▸ **Instruction**
Please repeat all of the listing exactly.

________________________

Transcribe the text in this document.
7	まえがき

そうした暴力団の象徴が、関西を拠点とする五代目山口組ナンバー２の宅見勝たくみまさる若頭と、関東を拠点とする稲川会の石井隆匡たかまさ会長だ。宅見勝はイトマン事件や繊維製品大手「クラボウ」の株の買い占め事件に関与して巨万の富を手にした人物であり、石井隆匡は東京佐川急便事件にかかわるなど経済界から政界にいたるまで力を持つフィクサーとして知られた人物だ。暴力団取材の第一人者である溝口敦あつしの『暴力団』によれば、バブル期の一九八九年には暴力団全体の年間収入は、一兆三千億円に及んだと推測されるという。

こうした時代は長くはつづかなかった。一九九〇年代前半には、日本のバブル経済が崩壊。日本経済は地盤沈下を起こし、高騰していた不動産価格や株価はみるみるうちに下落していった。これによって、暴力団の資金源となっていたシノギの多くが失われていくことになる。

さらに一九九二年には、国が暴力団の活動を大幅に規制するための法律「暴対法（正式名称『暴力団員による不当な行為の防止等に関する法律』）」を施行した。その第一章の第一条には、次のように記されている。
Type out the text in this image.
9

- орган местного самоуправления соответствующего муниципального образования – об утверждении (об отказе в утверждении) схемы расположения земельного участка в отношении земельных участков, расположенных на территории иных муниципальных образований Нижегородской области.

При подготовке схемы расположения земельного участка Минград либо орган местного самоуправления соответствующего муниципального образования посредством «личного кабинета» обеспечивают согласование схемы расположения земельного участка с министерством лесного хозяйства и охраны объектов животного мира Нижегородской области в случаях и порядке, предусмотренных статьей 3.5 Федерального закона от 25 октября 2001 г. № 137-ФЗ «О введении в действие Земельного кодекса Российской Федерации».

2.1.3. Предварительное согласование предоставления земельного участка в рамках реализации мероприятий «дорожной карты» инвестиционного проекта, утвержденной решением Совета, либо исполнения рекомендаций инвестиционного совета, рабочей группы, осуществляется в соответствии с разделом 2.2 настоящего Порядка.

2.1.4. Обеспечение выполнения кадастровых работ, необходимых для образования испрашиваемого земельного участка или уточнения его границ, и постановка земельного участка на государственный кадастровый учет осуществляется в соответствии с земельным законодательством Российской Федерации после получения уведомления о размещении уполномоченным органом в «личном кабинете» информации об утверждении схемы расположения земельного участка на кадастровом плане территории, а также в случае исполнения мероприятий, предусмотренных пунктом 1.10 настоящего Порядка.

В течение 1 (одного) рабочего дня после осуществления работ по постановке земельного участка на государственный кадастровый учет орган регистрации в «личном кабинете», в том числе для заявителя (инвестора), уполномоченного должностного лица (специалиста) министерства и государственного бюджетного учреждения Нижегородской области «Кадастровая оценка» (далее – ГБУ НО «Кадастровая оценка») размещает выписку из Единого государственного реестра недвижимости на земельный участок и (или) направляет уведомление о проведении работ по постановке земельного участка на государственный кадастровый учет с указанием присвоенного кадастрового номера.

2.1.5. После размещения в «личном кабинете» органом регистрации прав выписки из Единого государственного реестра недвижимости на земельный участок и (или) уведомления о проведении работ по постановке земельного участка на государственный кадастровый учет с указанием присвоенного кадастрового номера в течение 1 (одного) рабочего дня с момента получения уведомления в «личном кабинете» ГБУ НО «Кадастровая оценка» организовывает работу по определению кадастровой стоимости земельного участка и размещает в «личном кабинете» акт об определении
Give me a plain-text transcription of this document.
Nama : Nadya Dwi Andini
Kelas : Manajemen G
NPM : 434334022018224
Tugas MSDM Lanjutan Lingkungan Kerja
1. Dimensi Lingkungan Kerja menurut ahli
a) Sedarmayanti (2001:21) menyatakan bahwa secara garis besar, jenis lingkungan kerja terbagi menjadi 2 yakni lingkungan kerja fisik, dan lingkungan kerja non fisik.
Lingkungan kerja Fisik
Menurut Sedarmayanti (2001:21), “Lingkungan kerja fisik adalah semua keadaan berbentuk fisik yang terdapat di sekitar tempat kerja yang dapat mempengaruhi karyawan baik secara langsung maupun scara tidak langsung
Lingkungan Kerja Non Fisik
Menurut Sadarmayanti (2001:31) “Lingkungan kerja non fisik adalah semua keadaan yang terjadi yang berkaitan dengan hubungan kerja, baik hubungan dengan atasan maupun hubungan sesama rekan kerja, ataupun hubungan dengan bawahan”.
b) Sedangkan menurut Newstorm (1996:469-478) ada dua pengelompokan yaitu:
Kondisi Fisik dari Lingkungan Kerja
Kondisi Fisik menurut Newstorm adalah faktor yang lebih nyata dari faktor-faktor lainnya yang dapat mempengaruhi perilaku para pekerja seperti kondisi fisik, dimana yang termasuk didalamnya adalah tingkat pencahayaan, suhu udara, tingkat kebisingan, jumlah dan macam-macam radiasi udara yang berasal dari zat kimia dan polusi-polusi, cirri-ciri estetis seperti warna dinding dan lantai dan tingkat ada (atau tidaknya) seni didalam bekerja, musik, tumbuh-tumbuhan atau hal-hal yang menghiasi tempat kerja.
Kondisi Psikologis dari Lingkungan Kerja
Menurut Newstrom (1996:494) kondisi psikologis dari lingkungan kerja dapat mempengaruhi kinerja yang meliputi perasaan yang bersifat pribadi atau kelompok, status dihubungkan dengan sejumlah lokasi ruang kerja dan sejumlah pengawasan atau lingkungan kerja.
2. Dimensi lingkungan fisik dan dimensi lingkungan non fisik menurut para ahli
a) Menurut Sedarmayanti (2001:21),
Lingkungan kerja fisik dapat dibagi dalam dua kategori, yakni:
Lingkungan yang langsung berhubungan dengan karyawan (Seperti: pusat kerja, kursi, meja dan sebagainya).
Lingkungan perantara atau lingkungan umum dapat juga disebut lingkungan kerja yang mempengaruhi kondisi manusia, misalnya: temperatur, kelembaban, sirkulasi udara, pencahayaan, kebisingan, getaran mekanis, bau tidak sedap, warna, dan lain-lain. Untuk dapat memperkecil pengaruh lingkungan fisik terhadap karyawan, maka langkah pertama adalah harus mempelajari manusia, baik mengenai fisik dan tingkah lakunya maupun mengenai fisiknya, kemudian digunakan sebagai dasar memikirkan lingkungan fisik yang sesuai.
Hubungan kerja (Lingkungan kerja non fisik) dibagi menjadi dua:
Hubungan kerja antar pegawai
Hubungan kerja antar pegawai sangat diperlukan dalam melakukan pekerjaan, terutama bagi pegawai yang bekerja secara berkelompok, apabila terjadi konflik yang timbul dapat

________________________

▸ **Answer in full**
Transcribe the text in this document.
7	まえがき

そうした暴力団の象徴が、関西を拠点とする五代目山口組ナンバー２の宅見勝たくみまさる若頭と、関東を拠点とする稲川会の石井隆匡たかまさ会長だ。宅見勝はイトマン事件や繊維製品大手「クラボウ」の株の買い占め事件に関与して巨万の富を手にした人物であり、石井隆匡は東京佐川急便事件にかかわるなど経済界から政界にいたるまで力を持つフィクサーとして知られた人物だ。暴力団取材の第一人者である溝口敦あつしの『暴力団』によれば、バブル期の一九八九年には暴力団全体の年間収入は、一兆三千億円に及んだと推測されるという。

こうした時代は長くはつづかなかった。一九九〇年代前半には、日本のバブル経済が崩壊。日本経済は地盤沈下を起こし、高騰していた不動産価格や株価はみるみるうちに下落していった。これによって、暴力団の資金源となっていたシノギの多くが失われていくことになる。

さらに一九九二年には、国が暴力団の活動を大幅に規制するための法律「暴対法（正式名称『暴力団員による不当な行為の防止等に関する法律』）」を施行した。その第一章の第一条には、次のように記されている。
Type out the text in this image.
9

- орган местного самоуправления соответствующего муниципального образования – об утверждении (об отказе в утверждении) схемы расположения земельного участка в отношении земельных участков, расположенных на территории иных муниципальных образований Нижегородской области.

При подготовке схемы расположения земельного участка Минград либо орган местного самоуправления соответствующего муниципального образования посредством «личного кабинета» обеспечивают согласование схемы расположения земельного участка с министерством лесного хозяйства и охраны объектов животного мира Нижегородской области в случаях и порядке, предусмотренных статьей 3.5 Федерального закона от 25 октября 2001 г. № 137-ФЗ «О введении в действие Земельного кодекса Российской Федерации».

2.1.3. Предварительное согласование предоставления земельного участка в рамках реализации мероприятий «дорожной карты» инвестиционного проекта, утвержденной решением Совета, либо исполнения рекомендаций инвестиционного совета, рабочей группы, осуществляется в соответствии с разделом 2.2 настоящего Порядка.

2.1.4. Обеспечение выполнения кадастровых работ, необходимых для образования испрашиваемого земельного участка или уточнения его границ, и постановка земельного участка на государственный кадастровый учет осуществляется в соответствии с земельным законодательством Российской Федерации после получения уведомления о размещении уполномоченным органом в «личном кабинете» информации об утверждении схемы расположения земельного участка на кадастровом плане территории, а также в случае исполнения мероприятий, предусмотренных пунктом 1.10 настоящего Порядка.

В течение 1 (одного) рабочего дня после осуществления работ по постановке земельного участка на государственный кадастровый учет орган регистрации в «личном кабинете», в том числе для заявителя (инвестора), уполномоченного должностного лица (специалиста) министерства и государственного бюджетного учреждения Нижегородской области «Кадастровая оценка» (далее – ГБУ НО «Кадастровая оценка») размещает выписку из Единого государственного реестра недвижимости на земельный участок и (или) направляет уведомление о проведении работ по постановке земельного участка на государственный кадастровый учет с указанием присвоенного кадастрового номера.

2.1.5. После размещения в «личном кабинете» органом регистрации прав выписки из Единого государственного реестра недвижимости на земельный участок и (или) уведомления о проведении работ по постановке земельного участка на государственный кадастровый учет с указанием присвоенного кадастрового номера в течение 1 (одного) рабочего дня с момента получения уведомления в «личном кабинете» ГБУ НО «Кадастровая оценка» организовывает работу по определению кадастровой стоимости земельного участка и размещает в «личном кабинете» акт об определении
Give me a plain-text transcription of this document.
Nama : Nadya Dwi Andini
Kelas : Manajemen G
NPM : 434334022018224
Tugas MSDM Lanjutan Lingkungan Kerja
1. Dimensi Lingkungan Kerja menurut ahli
a) Sedarmayanti (2001:21) menyatakan bahwa secara garis besar, jenis lingkungan kerja terbagi menjadi 2 yakni lingkungan kerja fisik, dan lingkungan kerja non fisik.
Lingkungan kerja Fisik
Menurut Sedarmayanti (2001:21), “Lingkungan kerja fisik adalah semua keadaan berbentuk fisik yang terdapat di sekitar tempat kerja yang dapat mempengaruhi karyawan baik secara langsung maupun scara tidak langsung
Lingkungan Kerja Non Fisik
Menurut Sadarmayanti (2001:31) “Lingkungan kerja non fisik adalah semua keadaan yang terjadi yang berkaitan dengan hubungan kerja, baik hubungan dengan atasan maupun hubungan sesama rekan kerja, ataupun hubungan dengan bawahan”.
b) Sedangkan menurut Newstorm (1996:469-478) ada dua pengelompokan yaitu:
Kondisi Fisik dari Lingkungan Kerja
Kondisi Fisik menurut Newstorm adalah faktor yang lebih nyata dari faktor-faktor lainnya yang dapat mempengaruhi perilaku para pekerja seperti kondisi fisik, dimana yang termasuk didalamnya adalah tingkat pencahayaan, suhu udara, tingkat kebisingan, jumlah dan macam-macam radiasi udara yang berasal dari zat kimia dan polusi-polusi, cirri-ciri estetis seperti warna dinding dan lantai dan tingkat ada (atau tidaknya) seni didalam bekerja, musik, tumbuh-tumbuhan atau hal-hal yang menghiasi tempat kerja.
Kondisi Psikologis dari Lingkungan Kerja
Menurut Newstrom (1996:494) kondisi psikologis dari lingkungan kerja dapat mempengaruhi kinerja yang meliputi perasaan yang bersifat pribadi atau kelompok, status dihubungkan dengan sejumlah lokasi ruang kerja dan sejumlah pengawasan atau lingkungan kerja.
2. Dimensi lingkungan fisik dan dimensi lingkungan non fisik menurut para ahli
a) Menurut Sedarmayanti (2001:21),
Lingkungan kerja fisik dapat dibagi dalam dua kategori, yakni:
Lingkungan yang langsung berhubungan dengan karyawan (Seperti: pusat kerja, kursi, meja dan sebagainya).
Lingkungan perantara atau lingkungan umum dapat juga disebut lingkungan kerja yang mempengaruhi kondisi manusia, misalnya: temperatur, kelembaban, sirkulasi udara, pencahayaan, kebisingan, getaran mekanis, bau tidak sedap, warna, dan lain-lain. Untuk dapat memperkecil pengaruh lingkungan fisik terhadap karyawan, maka langkah pertama adalah harus mempelajari manusia, baik mengenai fisik dan tingkah lakunya maupun mengenai fisiknya, kemudian digunakan sebagai dasar memikirkan lingkungan fisik yang sesuai.
Hubungan kerja (Lingkungan kerja non fisik) dibagi menjadi dua:
Hubungan kerja antar pegawai
Hubungan kerja antar pegawai sangat diperlukan dalam melakukan pekerjaan, terutama bagi pegawai yang bekerja secara berkelompok, apabila terjadi konflik yang timbul dapat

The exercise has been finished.